== Task inputs

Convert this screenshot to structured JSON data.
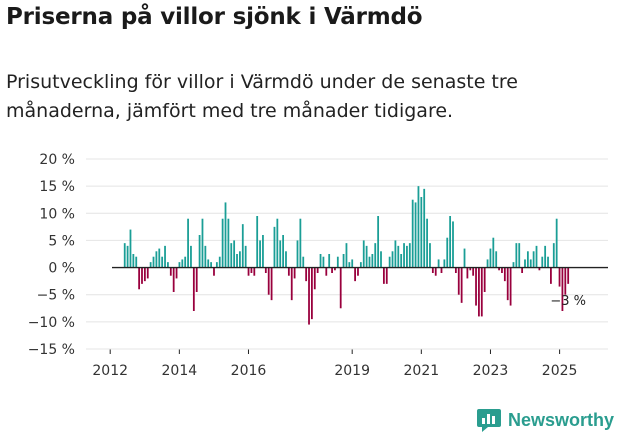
{
  "header": {
    "title": "Priserna på villor sjönk i Värmdö",
    "subtitle": "Prisutveckling för villor i Värmdö under de senaste tre månaderna, jämfört med tre månader tidigare."
  },
  "brand": {
    "name": "Newsworthy"
  },
  "colors": {
    "positive": "#1a9e96",
    "negative": "#99003d",
    "grid": "#e4e4e4",
    "axis": "#222222"
  },
  "chart_data": {
    "type": "bar",
    "title": "Priserna på villor sjönk i Värmdö",
    "ylabel": "",
    "xlabel": "",
    "ylim": [
      -15,
      20
    ],
    "yticks": [
      20,
      15,
      10,
      5,
      0,
      -5,
      -10,
      -15
    ],
    "ytick_labels": [
      "20 %",
      "15 %",
      "10 %",
      "5 %",
      "0 %",
      "−5 %",
      "−10 %",
      "−15 %"
    ],
    "xlim": [
      2011.3,
      2026.4
    ],
    "xticks": [
      2012,
      2014,
      2016,
      2019,
      2021,
      2023,
      2025
    ],
    "xtick_labels": [
      "2012",
      "2014",
      "2016",
      "2019",
      "2021",
      "2023",
      "2025"
    ],
    "start": 2012.42,
    "step": 0.0833,
    "values": [
      4.5,
      4,
      7,
      2.5,
      2,
      -4,
      -3,
      -2.5,
      -2,
      1,
      2,
      3,
      3.5,
      2,
      4,
      1,
      -1.5,
      -4.5,
      -2,
      1,
      1.5,
      2,
      9,
      4,
      -8,
      -4.5,
      6,
      9,
      4,
      1.5,
      1,
      -1.5,
      1,
      2,
      9,
      12,
      9,
      4.5,
      5,
      2.5,
      3,
      8,
      4,
      -1.5,
      -1,
      -1.5,
      9.5,
      5,
      6,
      -1,
      -5,
      -6,
      7.5,
      9,
      5,
      6,
      3,
      -1.5,
      -6,
      -2,
      5,
      9,
      2,
      -2.5,
      -10.5,
      -9.5,
      -4,
      -1,
      2.5,
      2,
      -1.5,
      2.5,
      -1,
      -0.5,
      2,
      -7.5,
      2.5,
      4.5,
      1,
      1.5,
      -2.5,
      -1.5,
      1,
      5,
      4,
      2,
      2.5,
      4.5,
      9.5,
      3,
      -3,
      -3,
      2,
      3,
      5,
      4,
      2.5,
      4.5,
      4,
      4.5,
      12.5,
      12,
      15,
      13,
      14.5,
      9,
      4.5,
      -1,
      -1.5,
      1.5,
      -1,
      1.5,
      5.5,
      9.5,
      8.5,
      -1,
      -5,
      -6.5,
      3.5,
      -2,
      -0.5,
      -1.5,
      -7,
      -9,
      -9,
      -4.5,
      1.5,
      3.5,
      5.5,
      3,
      -0.5,
      -1,
      -2.5,
      -6,
      -7,
      1,
      4.5,
      4.5,
      -1,
      1.5,
      3,
      1.5,
      3,
      4,
      -0.5,
      2,
      4,
      2,
      -3,
      4.5,
      9,
      -3.5,
      -8,
      -5,
      -3
    ],
    "annotations": [
      {
        "label": "−3 %",
        "anchor": "last-bar"
      }
    ]
  }
}
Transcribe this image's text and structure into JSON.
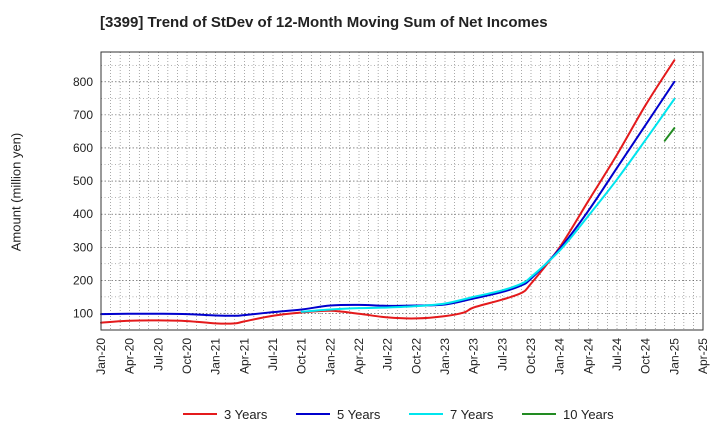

====

What is required » Quote the listing above in full, except for the pictures.

Answer for this exercise »
Convert this screenshot to structured JSON data.
{
  "header": {
    "title": "Priserna på villor sjönk i Värmdö",
    "subtitle": "Prisutveckling för villor i Värmdö under de senaste tre månaderna, jämfört med tre månader tidigare."
  },
  "brand": {
    "name": "Newsworthy"
  },
  "colors": {
    "positive": "#1a9e96",
    "negative": "#99003d",
    "grid": "#e4e4e4",
    "axis": "#222222"
  },
  "chart_data": {
    "type": "bar",
    "title": "Priserna på villor sjönk i Värmdö",
    "ylabel": "",
    "xlabel": "",
    "ylim": [
      -15,
      20
    ],
    "yticks": [
      20,
      15,
      10,
      5,
      0,
      -5,
      -10,
      -15
    ],
    "ytick_labels": [
      "20 %",
      "15 %",
      "10 %",
      "5 %",
      "0 %",
      "−5 %",
      "−10 %",
      "−15 %"
    ],
    "xlim": [
      2011.3,
      2026.4
    ],
    "xticks": [
      2012,
      2014,
      2016,
      2019,
      2021,
      2023,
      2025
    ],
    "xtick_labels": [
      "2012",
      "2014",
      "2016",
      "2019",
      "2021",
      "2023",
      "2025"
    ],
    "start": 2012.42,
    "step": 0.0833,
    "values": [
      4.5,
      4,
      7,
      2.5,
      2,
      -4,
      -3,
      -2.5,
      -2,
      1,
      2,
      3,
      3.5,
      2,
      4,
      1,
      -1.5,
      -4.5,
      -2,
      1,
      1.5,
      2,
      9,
      4,
      -8,
      -4.5,
      6,
      9,
      4,
      1.5,
      1,
      -1.5,
      1,
      2,
      9,
      12,
      9,
      4.5,
      5,
      2.5,
      3,
      8,
      4,
      -1.5,
      -1,
      -1.5,
      9.5,
      5,
      6,
      -1,
      -5,
      -6,
      7.5,
      9,
      5,
      6,
      3,
      -1.5,
      -6,
      -2,
      5,
      9,
      2,
      -2.5,
      -10.5,
      -9.5,
      -4,
      -1,
      2.5,
      2,
      -1.5,
      2.5,
      -1,
      -0.5,
      2,
      -7.5,
      2.5,
      4.5,
      1,
      1.5,
      -2.5,
      -1.5,
      1,
      5,
      4,
      2,
      2.5,
      4.5,
      9.5,
      3,
      -3,
      -3,
      2,
      3,
      5,
      4,
      2.5,
      4.5,
      4,
      4.5,
      12.5,
      12,
      15,
      13,
      14.5,
      9,
      4.5,
      -1,
      -1.5,
      1.5,
      -1,
      1.5,
      5.5,
      9.5,
      8.5,
      -1,
      -5,
      -6.5,
      3.5,
      -2,
      -0.5,
      -1.5,
      -7,
      -9,
      -9,
      -4.5,
      1.5,
      3.5,
      5.5,
      3,
      -0.5,
      -1,
      -2.5,
      -6,
      -7,
      1,
      4.5,
      4.5,
      -1,
      1.5,
      3,
      1.5,
      3,
      4,
      -0.5,
      2,
      4,
      2,
      -3,
      4.5,
      9,
      -3.5,
      -8,
      -5,
      -3
    ],
    "annotations": [
      {
        "label": "−3 %",
        "anchor": "last-bar"
      }
    ]
  }
}
Transcribe this image's text and structure into JSON.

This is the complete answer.